Exercise objective:
Return a copy of each line that holds the string "JSON".

Listing:
>>

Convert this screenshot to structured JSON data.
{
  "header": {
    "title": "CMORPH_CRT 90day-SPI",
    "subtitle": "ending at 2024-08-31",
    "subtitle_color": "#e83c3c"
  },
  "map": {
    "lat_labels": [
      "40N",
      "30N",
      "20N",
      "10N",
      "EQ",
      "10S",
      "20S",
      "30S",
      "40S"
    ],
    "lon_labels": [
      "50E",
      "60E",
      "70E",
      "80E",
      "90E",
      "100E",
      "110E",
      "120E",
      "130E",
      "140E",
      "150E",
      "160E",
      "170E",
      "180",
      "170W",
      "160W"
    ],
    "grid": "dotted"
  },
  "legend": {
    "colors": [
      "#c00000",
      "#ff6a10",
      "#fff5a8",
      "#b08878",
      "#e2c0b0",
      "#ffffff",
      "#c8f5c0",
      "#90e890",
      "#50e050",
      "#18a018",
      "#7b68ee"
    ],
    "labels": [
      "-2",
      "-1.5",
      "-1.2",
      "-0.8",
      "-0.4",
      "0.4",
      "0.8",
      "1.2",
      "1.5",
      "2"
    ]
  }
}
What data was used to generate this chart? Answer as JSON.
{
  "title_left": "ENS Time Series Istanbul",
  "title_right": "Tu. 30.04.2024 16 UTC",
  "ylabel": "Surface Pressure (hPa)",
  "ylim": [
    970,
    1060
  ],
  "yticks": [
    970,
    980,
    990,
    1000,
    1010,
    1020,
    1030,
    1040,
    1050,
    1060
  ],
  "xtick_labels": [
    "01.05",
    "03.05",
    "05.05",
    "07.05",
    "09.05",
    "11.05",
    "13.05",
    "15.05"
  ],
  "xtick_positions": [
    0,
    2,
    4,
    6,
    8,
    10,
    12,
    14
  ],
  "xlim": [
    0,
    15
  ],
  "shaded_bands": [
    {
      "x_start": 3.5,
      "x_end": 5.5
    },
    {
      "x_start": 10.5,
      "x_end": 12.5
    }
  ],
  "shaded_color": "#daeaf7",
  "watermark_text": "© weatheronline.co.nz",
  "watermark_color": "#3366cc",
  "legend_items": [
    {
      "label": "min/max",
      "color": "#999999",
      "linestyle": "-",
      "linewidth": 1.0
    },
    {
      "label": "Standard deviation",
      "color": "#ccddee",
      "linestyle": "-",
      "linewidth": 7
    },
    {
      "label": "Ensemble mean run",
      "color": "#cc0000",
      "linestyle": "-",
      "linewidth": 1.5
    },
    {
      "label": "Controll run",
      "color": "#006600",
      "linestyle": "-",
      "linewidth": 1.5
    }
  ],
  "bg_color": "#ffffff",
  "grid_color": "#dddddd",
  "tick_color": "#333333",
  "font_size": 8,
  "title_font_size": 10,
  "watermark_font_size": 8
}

<<

Output for this exercise:
Convert this screenshot to structured JSON data.
What data was used to generate this chart? Answer as JSON.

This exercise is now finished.